** start DATA **

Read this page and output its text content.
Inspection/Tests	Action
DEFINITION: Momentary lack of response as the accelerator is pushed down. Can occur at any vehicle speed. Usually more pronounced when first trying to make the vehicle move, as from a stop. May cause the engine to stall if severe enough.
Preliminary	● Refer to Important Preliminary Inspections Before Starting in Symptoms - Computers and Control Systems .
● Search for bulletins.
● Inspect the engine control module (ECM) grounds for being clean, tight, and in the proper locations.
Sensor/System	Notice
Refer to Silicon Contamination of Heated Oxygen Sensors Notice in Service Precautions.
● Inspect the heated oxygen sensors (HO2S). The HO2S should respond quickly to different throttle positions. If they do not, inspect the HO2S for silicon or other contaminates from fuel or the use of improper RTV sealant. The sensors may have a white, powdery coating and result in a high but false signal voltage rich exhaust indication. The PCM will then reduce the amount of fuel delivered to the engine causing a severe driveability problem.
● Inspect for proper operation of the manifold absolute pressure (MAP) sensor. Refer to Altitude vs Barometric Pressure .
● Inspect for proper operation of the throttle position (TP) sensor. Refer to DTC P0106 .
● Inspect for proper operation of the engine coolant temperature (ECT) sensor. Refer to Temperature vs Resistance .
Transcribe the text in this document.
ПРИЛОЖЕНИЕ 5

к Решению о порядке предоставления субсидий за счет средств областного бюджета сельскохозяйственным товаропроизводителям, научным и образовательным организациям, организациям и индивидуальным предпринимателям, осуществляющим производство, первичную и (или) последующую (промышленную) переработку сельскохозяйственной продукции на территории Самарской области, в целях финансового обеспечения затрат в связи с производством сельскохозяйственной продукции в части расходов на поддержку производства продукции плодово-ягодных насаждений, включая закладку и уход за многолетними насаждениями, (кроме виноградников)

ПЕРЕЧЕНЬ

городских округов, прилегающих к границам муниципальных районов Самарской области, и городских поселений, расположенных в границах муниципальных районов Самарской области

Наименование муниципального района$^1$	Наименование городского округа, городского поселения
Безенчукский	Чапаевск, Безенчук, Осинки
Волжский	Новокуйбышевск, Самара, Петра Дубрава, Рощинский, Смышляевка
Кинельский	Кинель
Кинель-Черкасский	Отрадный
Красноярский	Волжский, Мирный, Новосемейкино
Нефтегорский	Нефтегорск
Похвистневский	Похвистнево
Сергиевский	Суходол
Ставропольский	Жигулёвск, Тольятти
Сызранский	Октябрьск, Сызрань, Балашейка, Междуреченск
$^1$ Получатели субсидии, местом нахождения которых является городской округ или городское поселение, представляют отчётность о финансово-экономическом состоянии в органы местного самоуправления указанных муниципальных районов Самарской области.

** end DATA **

[THE PROBLEM]:
Copy the records above exactly as they appear.

[WRITTEN SOLUTION]:
Read this page and output its text content.
Inspection/Tests	Action
DEFINITION: Momentary lack of response as the accelerator is pushed down. Can occur at any vehicle speed. Usually more pronounced when first trying to make the vehicle move, as from a stop. May cause the engine to stall if severe enough.
Preliminary	● Refer to Important Preliminary Inspections Before Starting in Symptoms - Computers and Control Systems .
● Search for bulletins.
● Inspect the engine control module (ECM) grounds for being clean, tight, and in the proper locations.
Sensor/System	Notice
Refer to Silicon Contamination of Heated Oxygen Sensors Notice in Service Precautions.
● Inspect the heated oxygen sensors (HO2S). The HO2S should respond quickly to different throttle positions. If they do not, inspect the HO2S for silicon or other contaminates from fuel or the use of improper RTV sealant. The sensors may have a white, powdery coating and result in a high but false signal voltage rich exhaust indication. The PCM will then reduce the amount of fuel delivered to the engine causing a severe driveability problem.
● Inspect for proper operation of the manifold absolute pressure (MAP) sensor. Refer to Altitude vs Barometric Pressure .
● Inspect for proper operation of the throttle position (TP) sensor. Refer to DTC P0106 .
● Inspect for proper operation of the engine coolant temperature (ECT) sensor. Refer to Temperature vs Resistance .
Transcribe the text in this document.
ПРИЛОЖЕНИЕ 5

к Решению о порядке предоставления субсидий за счет средств областного бюджета сельскохозяйственным товаропроизводителям, научным и образовательным организациям, организациям и индивидуальным предпринимателям, осуществляющим производство, первичную и (или) последующую (промышленную) переработку сельскохозяйственной продукции на территории Самарской области, в целях финансового обеспечения затрат в связи с производством сельскохозяйственной продукции в части расходов на поддержку производства продукции плодово-ягодных насаждений, включая закладку и уход за многолетними насаждениями, (кроме виноградников)

ПЕРЕЧЕНЬ

городских округов, прилегающих к границам муниципальных районов Самарской области, и городских поселений, расположенных в границах муниципальных районов Самарской области

Наименование муниципального района$^1$	Наименование городского округа, городского поселения
Безенчукский	Чапаевск, Безенчук, Осинки
Волжский	Новокуйбышевск, Самара, Петра Дубрава, Рощинский, Смышляевка
Кинельский	Кинель
Кинель-Черкасский	Отрадный
Красноярский	Волжский, Мирный, Новосемейкино
Нефтегорский	Нефтегорск
Похвистневский	Похвистнево
Сергиевский	Суходол
Ставропольский	Жигулёвск, Тольятти
Сызранский	Октябрьск, Сызрань, Балашейка, Междуреченск
$^1$ Получатели субсидии, местом нахождения которых является городской округ или городское поселение, представляют отчётность о финансово-экономическом состоянии в органы местного самоуправления указанных муниципальных районов Самарской области.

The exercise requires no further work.